Emit the entire listing verbatim.

» **Listed records**:
****
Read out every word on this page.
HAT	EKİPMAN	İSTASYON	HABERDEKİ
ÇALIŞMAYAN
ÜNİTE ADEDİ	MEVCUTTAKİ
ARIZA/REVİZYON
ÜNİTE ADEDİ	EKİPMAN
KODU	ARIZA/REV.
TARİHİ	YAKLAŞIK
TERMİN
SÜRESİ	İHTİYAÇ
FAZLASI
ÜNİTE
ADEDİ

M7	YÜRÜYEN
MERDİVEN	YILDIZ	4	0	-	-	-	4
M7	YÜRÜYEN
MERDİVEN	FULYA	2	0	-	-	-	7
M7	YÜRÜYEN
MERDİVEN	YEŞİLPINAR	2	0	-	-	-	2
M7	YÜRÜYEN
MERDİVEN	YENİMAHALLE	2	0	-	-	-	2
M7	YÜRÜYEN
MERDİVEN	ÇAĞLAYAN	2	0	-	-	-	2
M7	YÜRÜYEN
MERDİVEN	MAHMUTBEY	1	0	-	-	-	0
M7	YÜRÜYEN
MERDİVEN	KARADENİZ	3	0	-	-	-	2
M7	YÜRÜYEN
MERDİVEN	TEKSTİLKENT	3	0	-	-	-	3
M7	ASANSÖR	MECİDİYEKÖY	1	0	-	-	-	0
****
» **Solution for this task**:
Read out every word on this page.
HAT	EKİPMAN	İSTASYON	HABERDEKİ
ÇALIŞMAYAN
ÜNİTE ADEDİ	MEVCUTTAKİ
ARIZA/REVİZYON
ÜNİTE ADEDİ	EKİPMAN
KODU	ARIZA/REV.
TARİHİ	YAKLAŞIK
TERMİN
SÜRESİ	İHTİYAÇ
FAZLASI
ÜNİTE
ADEDİ

M7	YÜRÜYEN
MERDİVEN	YILDIZ	4	0	-	-	-	4
M7	YÜRÜYEN
MERDİVEN	FULYA	2	0	-	-	-	7
M7	YÜRÜYEN
MERDİVEN	YEŞİLPINAR	2	0	-	-	-	2
M7	YÜRÜYEN
MERDİVEN	YENİMAHALLE	2	0	-	-	-	2
M7	YÜRÜYEN
MERDİVEN	ÇAĞLAYAN	2	0	-	-	-	2
M7	YÜRÜYEN
MERDİVEN	MAHMUTBEY	1	0	-	-	-	0
M7	YÜRÜYEN
MERDİVEN	KARADENİZ	3	0	-	-	-	2
M7	YÜRÜYEN
MERDİVEN	TEKSTİLKENT	3	0	-	-	-	3
M7	ASANSÖR	MECİDİYEKÖY	1	0	-	-	-	0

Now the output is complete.